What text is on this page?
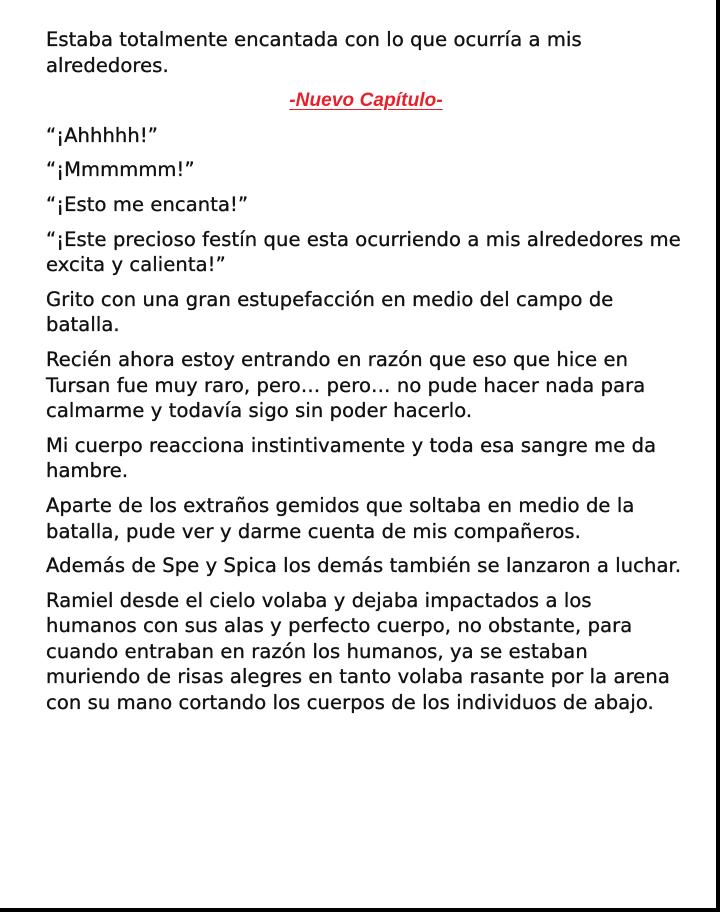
Estaba totalmente encantada con lo que ocurría a mis alrededores.

-Nuevo Capítulo-

“¡Ahhhhh!”

“¡Mmmmmm!”

“¡Esto me encanta!”

“¡Este precioso festín que esta ocurriendo a mis alrededores me excita y calienta!”

Grito con una gran estupefacción en medio del campo de batalla.

Recién ahora estoy entrando en razón que eso que hice en Tursan fue muy raro, pero… pero… no pude hacer nada para calmarme y todavía sigo sin poder hacerlo.

Mi cuerpo reacciona instintivamente y toda esa sangre me da hambre.

Aparte de los extraños gemidos que soltaba en medio de la batalla, pude ver y darme cuenta de mis compañeros.

Además de Spe y Spica los demás también se lanzaron a luchar.

Ramiel desde el cielo volaba y dejaba impactados a los humanos con sus alas y perfecto cuerpo, no obstante, para cuando entraban en razón los humanos, ya se estaban muriendo de risas alegres en tanto volaba rasante por la arena con su mano cortando los cuerpos de los individuos de abajo.
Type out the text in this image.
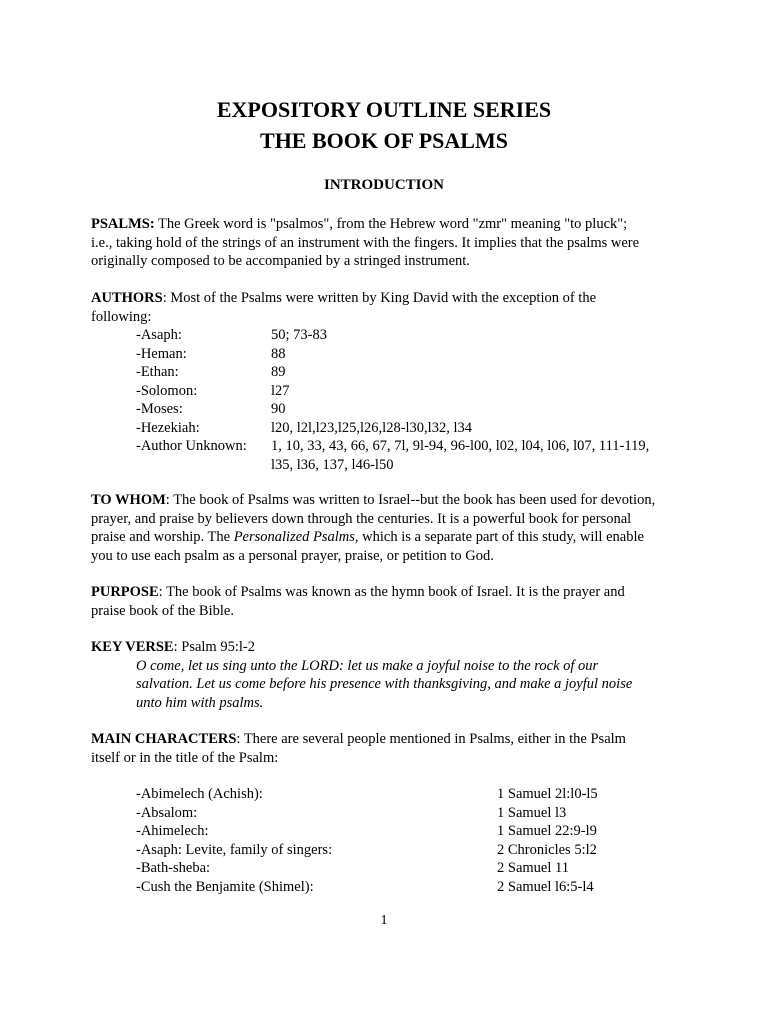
EXPOSITORY OUTLINE SERIES
THE BOOK OF PSALMS
INTRODUCTION
PSALMS: The Greek word is "psalmos", from the Hebrew word "zmr" meaning "to pluck";
i.e., taking hold of the strings of an instrument with the fingers. It implies that the psalms were
originally composed to be accompanied by a stringed instrument.
AUTHORS: Most of the Psalms were written by King David with the exception of the
following:
-Asaph:	50; 73-83
-Heman:	88
-Ethan:	89
-Solomon:	l27
-Moses:	90
-Hezekiah:	l20, l2l,l23,l25,l26,l28-l30,l32, l34
-Author Unknown: 1, 10, 33, 43, 66, 67, 7l, 9l-94, 96-l00, l02, l04, l06, l07, 111-119,
l35, l36, 137, l46-l50
TO WHOM: The book of Psalms was written to Israel--but the book has been used for devotion,
prayer, and praise by believers down through the centuries. It is a powerful book for personal
praise and worship. The Personalized Psalms, which is a separate part of this study, will enable
you to use each psalm as a personal prayer, praise, or petition to God.
PURPOSE: The book of Psalms was known as the hymn book of Israel. It is the prayer and
praise book of the Bible.
KEY VERSE: Psalm 95:l-2
O come, let us sing unto the LORD: let us make a joyful noise to the rock of our
salvation. Let us come before his presence with thanksgiving, and make a joyful noise
unto him with psalms.
MAIN CHARACTERS: There are several people mentioned in Psalms, either in the Psalm
itself or in the title of the Psalm:
-Abimelech (Achish):	1 Samuel 2l:l0-l5
-Absalom:	1 Samuel l3
-Ahimelech:	1 Samuel 22:9-l9
-Asaph: Levite, family of singers:	2 Chronicles 5:l2
-Bath-sheba:	2 Samuel 11
-Cush the Benjamite (Shimel):	2 Samuel l6:5-l4
1
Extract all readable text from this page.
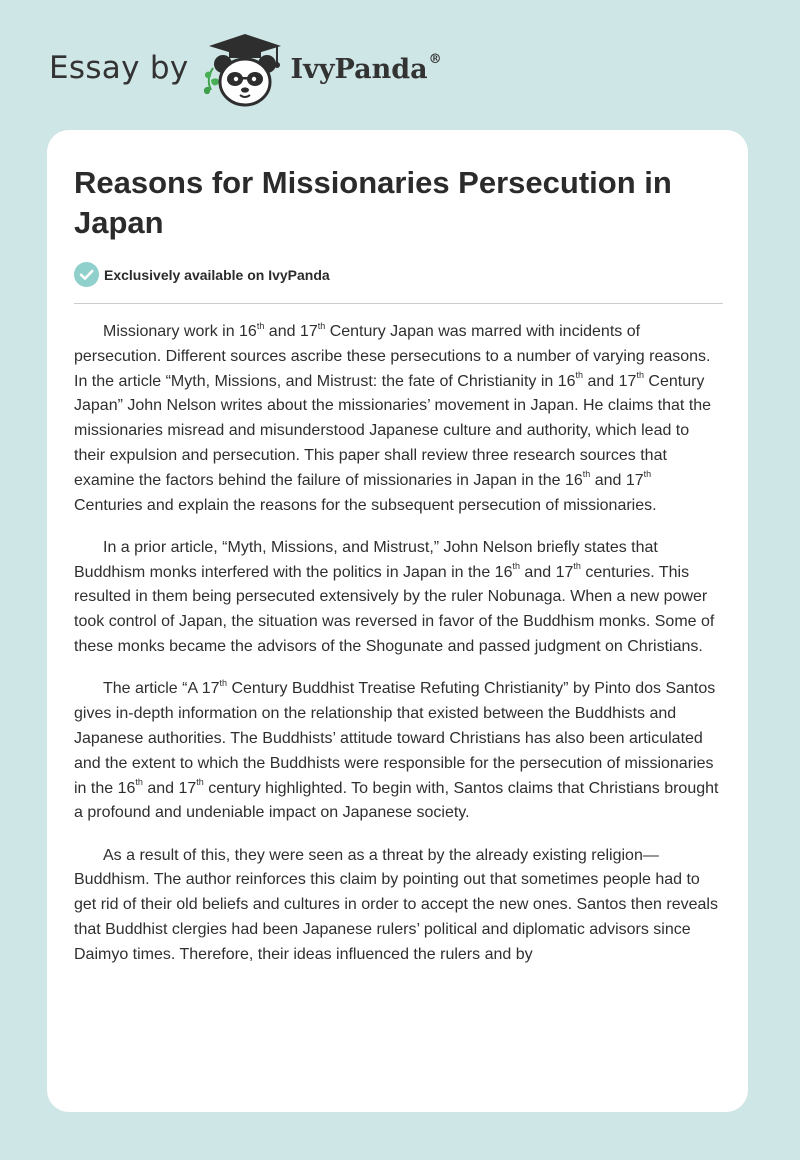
Essay by	IvyPanda®
Reasons for Missionaries Persecution in Japan
Exclusively available on IvyPanda

Missionary work in 16th and 17th Century Japan was marred with incidents of persecution. Different sources ascribe these persecutions to a number of varying reasons. In the article “Myth, Missions, and Mistrust: the fate of Christianity in 16th and 17th Century Japan” John Nelson writes about the missionaries’ movement in Japan. He claims that the missionaries misread and misunderstood Japanese culture and authority, which lead to their expulsion and persecution. This paper shall review three research sources that examine the factors behind the failure of missionaries in Japan in the 16th and 17th Centuries and explain the reasons for the subsequent persecution of missionaries.

In a prior article, “Myth, Missions, and Mistrust,” John Nelson briefly states that Buddhism monks interfered with the politics in Japan in the 16th and 17th centuries. This resulted in them being persecuted extensively by the ruler Nobunaga. When a new power took control of Japan, the situation was reversed in favor of the Buddhism monks. Some of these monks became the advisors of the Shogunate and passed judgment on Christians.

The article “A 17th Century Buddhist Treatise Refuting Christianity” by Pinto dos Santos gives in-depth information on the relationship that existed between the Buddhists and Japanese authorities. The Buddhists’ attitude toward Christians has also been articulated and the extent to which the Buddhists were responsible for the persecution of missionaries in the 16th and 17th century highlighted. To begin with, Santos claims that Christians brought a profound and undeniable impact on Japanese society.

As a result of this, they were seen as a threat by the already existing religion—Buddhism. The author reinforces this claim by pointing out that sometimes people had to get rid of their old beliefs and cultures in order to accept the new ones. Santos then reveals that Buddhist clergies had been Japanese rulers’ political and diplomatic advisors since Daimyo times. Therefore, their ideas influenced the rulers and by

++++++

▶ _Work required_
Copy out each record shown above without alteration, skipping any picture.

▶ _Solved exercise_
What text is on this page?
Estaba totalmente encantada con lo que ocurría a mis alrededores.

-Nuevo Capítulo-

“¡Ahhhhh!”

“¡Mmmmmm!”

“¡Esto me encanta!”

“¡Este precioso festín que esta ocurriendo a mis alrededores me excita y calienta!”

Grito con una gran estupefacción en medio del campo de batalla.

Recién ahora estoy entrando en razón que eso que hice en Tursan fue muy raro, pero… pero… no pude hacer nada para calmarme y todavía sigo sin poder hacerlo.

Mi cuerpo reacciona instintivamente y toda esa sangre me da hambre.

Aparte de los extraños gemidos que soltaba en medio de la batalla, pude ver y darme cuenta de mis compañeros.

Además de Spe y Spica los demás también se lanzaron a luchar.

Ramiel desde el cielo volaba y dejaba impactados a los humanos con sus alas y perfecto cuerpo, no obstante, para cuando entraban en razón los humanos, ya se estaban muriendo de risas alegres en tanto volaba rasante por la arena con su mano cortando los cuerpos de los individuos de abajo.
Type out the text in this image.
EXPOSITORY OUTLINE SERIES
THE BOOK OF PSALMS
INTRODUCTION
PSALMS: The Greek word is "psalmos", from the Hebrew word "zmr" meaning "to pluck";
i.e., taking hold of the strings of an instrument with the fingers. It implies that the psalms were
originally composed to be accompanied by a stringed instrument.
AUTHORS: Most of the Psalms were written by King David with the exception of the
following:
-Asaph:	50; 73-83
-Heman:	88
-Ethan:	89
-Solomon:	l27
-Moses:	90
-Hezekiah:	l20, l2l,l23,l25,l26,l28-l30,l32, l34
-Author Unknown: 1, 10, 33, 43, 66, 67, 7l, 9l-94, 96-l00, l02, l04, l06, l07, 111-119,
l35, l36, 137, l46-l50
TO WHOM: The book of Psalms was written to Israel--but the book has been used for devotion,
prayer, and praise by believers down through the centuries. It is a powerful book for personal
praise and worship. The Personalized Psalms, which is a separate part of this study, will enable
you to use each psalm as a personal prayer, praise, or petition to God.
PURPOSE: The book of Psalms was known as the hymn book of Israel. It is the prayer and
praise book of the Bible.
KEY VERSE: Psalm 95:l-2
O come, let us sing unto the LORD: let us make a joyful noise to the rock of our
salvation. Let us come before his presence with thanksgiving, and make a joyful noise
unto him with psalms.
MAIN CHARACTERS: There are several people mentioned in Psalms, either in the Psalm
itself or in the title of the Psalm:
-Abimelech (Achish):	1 Samuel 2l:l0-l5
-Absalom:	1 Samuel l3
-Ahimelech:	1 Samuel 22:9-l9
-Asaph: Levite, family of singers:	2 Chronicles 5:l2
-Bath-sheba:	2 Samuel 11
-Cush the Benjamite (Shimel):	2 Samuel l6:5-l4
1
Extract all readable text from this page.
Essay by	IvyPanda®
Reasons for Missionaries Persecution in Japan
Exclusively available on IvyPanda

Missionary work in 16th and 17th Century Japan was marred with incidents of persecution. Different sources ascribe these persecutions to a number of varying reasons. In the article “Myth, Missions, and Mistrust: the fate of Christianity in 16th and 17th Century Japan” John Nelson writes about the missionaries’ movement in Japan. He claims that the missionaries misread and misunderstood Japanese culture and authority, which lead to their expulsion and persecution. This paper shall review three research sources that examine the factors behind the failure of missionaries in Japan in the 16th and 17th Centuries and explain the reasons for the subsequent persecution of missionaries.

In a prior article, “Myth, Missions, and Mistrust,” John Nelson briefly states that Buddhism monks interfered with the politics in Japan in the 16th and 17th centuries. This resulted in them being persecuted extensively by the ruler Nobunaga. When a new power took control of Japan, the situation was reversed in favor of the Buddhism monks. Some of these monks became the advisors of the Shogunate and passed judgment on Christians.

The article “A 17th Century Buddhist Treatise Refuting Christianity” by Pinto dos Santos gives in-depth information on the relationship that existed between the Buddhists and Japanese authorities. The Buddhists’ attitude toward Christians has also been articulated and the extent to which the Buddhists were responsible for the persecution of missionaries in the 16th and 17th century highlighted. To begin with, Santos claims that Christians brought a profound and undeniable impact on Japanese society.

As a result of this, they were seen as a threat by the already existing religion—Buddhism. The author reinforces this claim by pointing out that sometimes people had to get rid of their old beliefs and cultures in order to accept the new ones. Santos then reveals that Buddhist clergies had been Japanese rulers’ political and diplomatic advisors since Daimyo times. Therefore, their ideas influenced the rulers and by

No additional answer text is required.